** Start of Data shown **

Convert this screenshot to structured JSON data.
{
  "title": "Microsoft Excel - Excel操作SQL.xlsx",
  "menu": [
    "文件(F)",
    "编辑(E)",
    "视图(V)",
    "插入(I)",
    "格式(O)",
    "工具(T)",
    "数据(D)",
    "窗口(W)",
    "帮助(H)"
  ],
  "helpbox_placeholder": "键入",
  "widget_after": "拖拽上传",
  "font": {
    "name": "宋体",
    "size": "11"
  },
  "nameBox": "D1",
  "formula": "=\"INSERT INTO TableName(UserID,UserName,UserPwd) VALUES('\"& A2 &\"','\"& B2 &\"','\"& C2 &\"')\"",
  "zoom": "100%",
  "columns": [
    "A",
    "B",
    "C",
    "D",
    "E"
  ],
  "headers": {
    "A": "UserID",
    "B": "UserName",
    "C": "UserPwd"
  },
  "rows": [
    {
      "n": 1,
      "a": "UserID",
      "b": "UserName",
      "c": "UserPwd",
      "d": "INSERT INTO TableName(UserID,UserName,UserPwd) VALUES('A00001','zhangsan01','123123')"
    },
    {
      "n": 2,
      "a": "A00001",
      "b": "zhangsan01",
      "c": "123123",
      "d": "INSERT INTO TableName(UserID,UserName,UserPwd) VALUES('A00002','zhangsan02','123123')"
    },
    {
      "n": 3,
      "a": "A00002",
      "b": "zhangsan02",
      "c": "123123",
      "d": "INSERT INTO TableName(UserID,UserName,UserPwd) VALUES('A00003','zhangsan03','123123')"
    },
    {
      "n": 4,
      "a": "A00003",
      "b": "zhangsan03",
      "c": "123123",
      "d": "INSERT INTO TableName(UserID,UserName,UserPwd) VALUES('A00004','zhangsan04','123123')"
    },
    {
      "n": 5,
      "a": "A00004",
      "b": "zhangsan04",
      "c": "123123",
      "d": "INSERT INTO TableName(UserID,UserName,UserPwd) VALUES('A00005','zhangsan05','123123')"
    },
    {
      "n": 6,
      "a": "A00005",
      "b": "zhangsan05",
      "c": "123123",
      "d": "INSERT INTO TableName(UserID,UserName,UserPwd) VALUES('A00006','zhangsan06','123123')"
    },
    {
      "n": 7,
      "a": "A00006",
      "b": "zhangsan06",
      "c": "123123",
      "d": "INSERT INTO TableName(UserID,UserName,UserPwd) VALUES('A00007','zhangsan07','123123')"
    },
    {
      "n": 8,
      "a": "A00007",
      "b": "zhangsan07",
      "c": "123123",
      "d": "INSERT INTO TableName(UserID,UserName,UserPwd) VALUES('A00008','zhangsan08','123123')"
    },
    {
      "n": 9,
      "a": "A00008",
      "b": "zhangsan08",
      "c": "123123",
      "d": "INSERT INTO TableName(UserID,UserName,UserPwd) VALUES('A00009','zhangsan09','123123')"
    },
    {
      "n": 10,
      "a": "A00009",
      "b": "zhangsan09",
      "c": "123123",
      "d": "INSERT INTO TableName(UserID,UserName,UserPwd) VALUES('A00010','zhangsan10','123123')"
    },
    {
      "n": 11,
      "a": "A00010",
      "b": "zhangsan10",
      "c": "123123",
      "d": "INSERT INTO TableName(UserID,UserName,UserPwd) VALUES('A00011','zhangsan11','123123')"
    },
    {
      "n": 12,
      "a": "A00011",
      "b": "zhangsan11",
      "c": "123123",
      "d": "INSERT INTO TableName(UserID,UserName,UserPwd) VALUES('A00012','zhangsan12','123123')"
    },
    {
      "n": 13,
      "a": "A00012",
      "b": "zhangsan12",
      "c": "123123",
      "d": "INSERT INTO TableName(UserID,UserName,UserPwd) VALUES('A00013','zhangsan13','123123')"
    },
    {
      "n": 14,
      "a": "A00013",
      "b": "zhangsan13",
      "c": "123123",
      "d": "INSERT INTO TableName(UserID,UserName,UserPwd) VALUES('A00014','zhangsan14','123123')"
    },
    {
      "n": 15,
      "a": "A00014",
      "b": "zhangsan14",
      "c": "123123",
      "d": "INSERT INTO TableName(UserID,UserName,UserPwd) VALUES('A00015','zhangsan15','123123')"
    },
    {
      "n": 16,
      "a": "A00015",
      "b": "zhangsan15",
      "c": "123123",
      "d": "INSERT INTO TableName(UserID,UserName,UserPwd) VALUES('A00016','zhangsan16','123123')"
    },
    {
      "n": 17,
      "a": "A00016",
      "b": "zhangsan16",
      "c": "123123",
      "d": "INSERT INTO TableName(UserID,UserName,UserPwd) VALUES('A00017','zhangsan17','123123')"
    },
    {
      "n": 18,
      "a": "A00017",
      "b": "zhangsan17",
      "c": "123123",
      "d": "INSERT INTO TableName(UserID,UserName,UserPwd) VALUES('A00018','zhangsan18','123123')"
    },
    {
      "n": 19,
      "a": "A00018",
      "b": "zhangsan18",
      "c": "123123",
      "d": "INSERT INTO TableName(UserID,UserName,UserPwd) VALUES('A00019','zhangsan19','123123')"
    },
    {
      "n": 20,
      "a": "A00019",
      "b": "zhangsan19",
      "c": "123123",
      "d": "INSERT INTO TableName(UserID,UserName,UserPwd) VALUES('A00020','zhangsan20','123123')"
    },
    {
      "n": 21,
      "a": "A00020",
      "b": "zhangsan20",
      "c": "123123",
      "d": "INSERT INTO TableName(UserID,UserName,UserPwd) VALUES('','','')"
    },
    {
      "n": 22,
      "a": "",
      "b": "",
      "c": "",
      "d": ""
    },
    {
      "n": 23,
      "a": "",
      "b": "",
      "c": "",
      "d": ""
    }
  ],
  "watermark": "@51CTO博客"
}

** End of Data shown **

(Work instructions): Transcribe all of the entries without altering anything.

(Final result):
Convert this screenshot to structured JSON data.
{
  "title": "Microsoft Excel - Excel操作SQL.xlsx",
  "menu": [
    "文件(F)",
    "编辑(E)",
    "视图(V)",
    "插入(I)",
    "格式(O)",
    "工具(T)",
    "数据(D)",
    "窗口(W)",
    "帮助(H)"
  ],
  "helpbox_placeholder": "键入",
  "widget_after": "拖拽上传",
  "font": {
    "name": "宋体",
    "size": "11"
  },
  "nameBox": "D1",
  "formula": "=\"INSERT INTO TableName(UserID,UserName,UserPwd) VALUES('\"& A2 &\"','\"& B2 &\"','\"& C2 &\"')\"",
  "zoom": "100%",
  "columns": [
    "A",
    "B",
    "C",
    "D",
    "E"
  ],
  "headers": {
    "A": "UserID",
    "B": "UserName",
    "C": "UserPwd"
  },
  "rows": [
    {
      "n": 1,
      "a": "UserID",
      "b": "UserName",
      "c": "UserPwd",
      "d": "INSERT INTO TableName(UserID,UserName,UserPwd) VALUES('A00001','zhangsan01','123123')"
    },
    {
      "n": 2,
      "a": "A00001",
      "b": "zhangsan01",
      "c": "123123",
      "d": "INSERT INTO TableName(UserID,UserName,UserPwd) VALUES('A00002','zhangsan02','123123')"
    },
    {
      "n": 3,
      "a": "A00002",
      "b": "zhangsan02",
      "c": "123123",
      "d": "INSERT INTO TableName(UserID,UserName,UserPwd) VALUES('A00003','zhangsan03','123123')"
    },
    {
      "n": 4,
      "a": "A00003",
      "b": "zhangsan03",
      "c": "123123",
      "d": "INSERT INTO TableName(UserID,UserName,UserPwd) VALUES('A00004','zhangsan04','123123')"
    },
    {
      "n": 5,
      "a": "A00004",
      "b": "zhangsan04",
      "c": "123123",
      "d": "INSERT INTO TableName(UserID,UserName,UserPwd) VALUES('A00005','zhangsan05','123123')"
    },
    {
      "n": 6,
      "a": "A00005",
      "b": "zhangsan05",
      "c": "123123",
      "d": "INSERT INTO TableName(UserID,UserName,UserPwd) VALUES('A00006','zhangsan06','123123')"
    },
    {
      "n": 7,
      "a": "A00006",
      "b": "zhangsan06",
      "c": "123123",
      "d": "INSERT INTO TableName(UserID,UserName,UserPwd) VALUES('A00007','zhangsan07','123123')"
    },
    {
      "n": 8,
      "a": "A00007",
      "b": "zhangsan07",
      "c": "123123",
      "d": "INSERT INTO TableName(UserID,UserName,UserPwd) VALUES('A00008','zhangsan08','123123')"
    },
    {
      "n": 9,
      "a": "A00008",
      "b": "zhangsan08",
      "c": "123123",
      "d": "INSERT INTO TableName(UserID,UserName,UserPwd) VALUES('A00009','zhangsan09','123123')"
    },
    {
      "n": 10,
      "a": "A00009",
      "b": "zhangsan09",
      "c": "123123",
      "d": "INSERT INTO TableName(UserID,UserName,UserPwd) VALUES('A00010','zhangsan10','123123')"
    },
    {
      "n": 11,
      "a": "A00010",
      "b": "zhangsan10",
      "c": "123123",
      "d": "INSERT INTO TableName(UserID,UserName,UserPwd) VALUES('A00011','zhangsan11','123123')"
    },
    {
      "n": 12,
      "a": "A00011",
      "b": "zhangsan11",
      "c": "123123",
      "d": "INSERT INTO TableName(UserID,UserName,UserPwd) VALUES('A00012','zhangsan12','123123')"
    },
    {
      "n": 13,
      "a": "A00012",
      "b": "zhangsan12",
      "c": "123123",
      "d": "INSERT INTO TableName(UserID,UserName,UserPwd) VALUES('A00013','zhangsan13','123123')"
    },
    {
      "n": 14,
      "a": "A00013",
      "b": "zhangsan13",
      "c": "123123",
      "d": "INSERT INTO TableName(UserID,UserName,UserPwd) VALUES('A00014','zhangsan14','123123')"
    },
    {
      "n": 15,
      "a": "A00014",
      "b": "zhangsan14",
      "c": "123123",
      "d": "INSERT INTO TableName(UserID,UserName,UserPwd) VALUES('A00015','zhangsan15','123123')"
    },
    {
      "n": 16,
      "a": "A00015",
      "b": "zhangsan15",
      "c": "123123",
      "d": "INSERT INTO TableName(UserID,UserName,UserPwd) VALUES('A00016','zhangsan16','123123')"
    },
    {
      "n": 17,
      "a": "A00016",
      "b": "zhangsan16",
      "c": "123123",
      "d": "INSERT INTO TableName(UserID,UserName,UserPwd) VALUES('A00017','zhangsan17','123123')"
    },
    {
      "n": 18,
      "a": "A00017",
      "b": "zhangsan17",
      "c": "123123",
      "d": "INSERT INTO TableName(UserID,UserName,UserPwd) VALUES('A00018','zhangsan18','123123')"
    },
    {
      "n": 19,
      "a": "A00018",
      "b": "zhangsan18",
      "c": "123123",
      "d": "INSERT INTO TableName(UserID,UserName,UserPwd) VALUES('A00019','zhangsan19','123123')"
    },
    {
      "n": 20,
      "a": "A00019",
      "b": "zhangsan19",
      "c": "123123",
      "d": "INSERT INTO TableName(UserID,UserName,UserPwd) VALUES('A00020','zhangsan20','123123')"
    },
    {
      "n": 21,
      "a": "A00020",
      "b": "zhangsan20",
      "c": "123123",
      "d": "INSERT INTO TableName(UserID,UserName,UserPwd) VALUES('','','')"
    },
    {
      "n": 22,
      "a": "",
      "b": "",
      "c": "",
      "d": ""
    },
    {
      "n": 23,
      "a": "",
      "b": "",
      "c": "",
      "d": ""
    }
  ],
  "watermark": "@51CTO博客"
}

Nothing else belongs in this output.